** Begin **

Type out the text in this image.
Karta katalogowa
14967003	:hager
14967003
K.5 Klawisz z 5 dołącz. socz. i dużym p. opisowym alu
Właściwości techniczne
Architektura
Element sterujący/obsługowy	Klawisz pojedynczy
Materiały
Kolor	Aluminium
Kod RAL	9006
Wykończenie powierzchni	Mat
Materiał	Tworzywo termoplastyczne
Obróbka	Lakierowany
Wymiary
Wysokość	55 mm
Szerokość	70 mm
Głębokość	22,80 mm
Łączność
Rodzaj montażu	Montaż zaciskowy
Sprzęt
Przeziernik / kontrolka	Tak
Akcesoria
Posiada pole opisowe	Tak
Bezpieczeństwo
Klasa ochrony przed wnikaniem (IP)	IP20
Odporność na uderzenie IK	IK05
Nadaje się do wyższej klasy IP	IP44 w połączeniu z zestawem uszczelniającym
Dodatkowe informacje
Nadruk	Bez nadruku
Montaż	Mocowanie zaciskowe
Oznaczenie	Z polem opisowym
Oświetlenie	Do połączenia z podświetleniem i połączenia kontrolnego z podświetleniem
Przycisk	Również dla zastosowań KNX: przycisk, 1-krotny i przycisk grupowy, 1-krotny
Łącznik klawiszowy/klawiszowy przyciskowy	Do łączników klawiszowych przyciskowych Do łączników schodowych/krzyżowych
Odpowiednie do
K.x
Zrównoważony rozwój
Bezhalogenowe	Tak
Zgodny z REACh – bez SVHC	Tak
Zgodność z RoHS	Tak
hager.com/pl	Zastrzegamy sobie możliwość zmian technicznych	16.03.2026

** End **

■ What the task requires
Would you write down every record again, exactly?

■ Result of this exercise
Type out the text in this image.
Karta katalogowa
14967003	:hager
14967003
K.5 Klawisz z 5 dołącz. socz. i dużym p. opisowym alu
Właściwości techniczne
Architektura
Element sterujący/obsługowy	Klawisz pojedynczy
Materiały
Kolor	Aluminium
Kod RAL	9006
Wykończenie powierzchni	Mat
Materiał	Tworzywo termoplastyczne
Obróbka	Lakierowany
Wymiary
Wysokość	55 mm
Szerokość	70 mm
Głębokość	22,80 mm
Łączność
Rodzaj montażu	Montaż zaciskowy
Sprzęt
Przeziernik / kontrolka	Tak
Akcesoria
Posiada pole opisowe	Tak
Bezpieczeństwo
Klasa ochrony przed wnikaniem (IP)	IP20
Odporność na uderzenie IK	IK05
Nadaje się do wyższej klasy IP	IP44 w połączeniu z zestawem uszczelniającym
Dodatkowe informacje
Nadruk	Bez nadruku
Montaż	Mocowanie zaciskowe
Oznaczenie	Z polem opisowym
Oświetlenie	Do połączenia z podświetleniem i połączenia kontrolnego z podświetleniem
Przycisk	Również dla zastosowań KNX: przycisk, 1-krotny i przycisk grupowy, 1-krotny
Łącznik klawiszowy/klawiszowy przyciskowy	Do łączników klawiszowych przyciskowych Do łączników schodowych/krzyżowych
Odpowiednie do
K.x
Zrównoważony rozwój
Bezhalogenowe	Tak
Zgodny z REACh – bez SVHC	Tak
Zgodność z RoHS	Tak
hager.com/pl	Zastrzegamy sobie możliwość zmian technicznych	16.03.2026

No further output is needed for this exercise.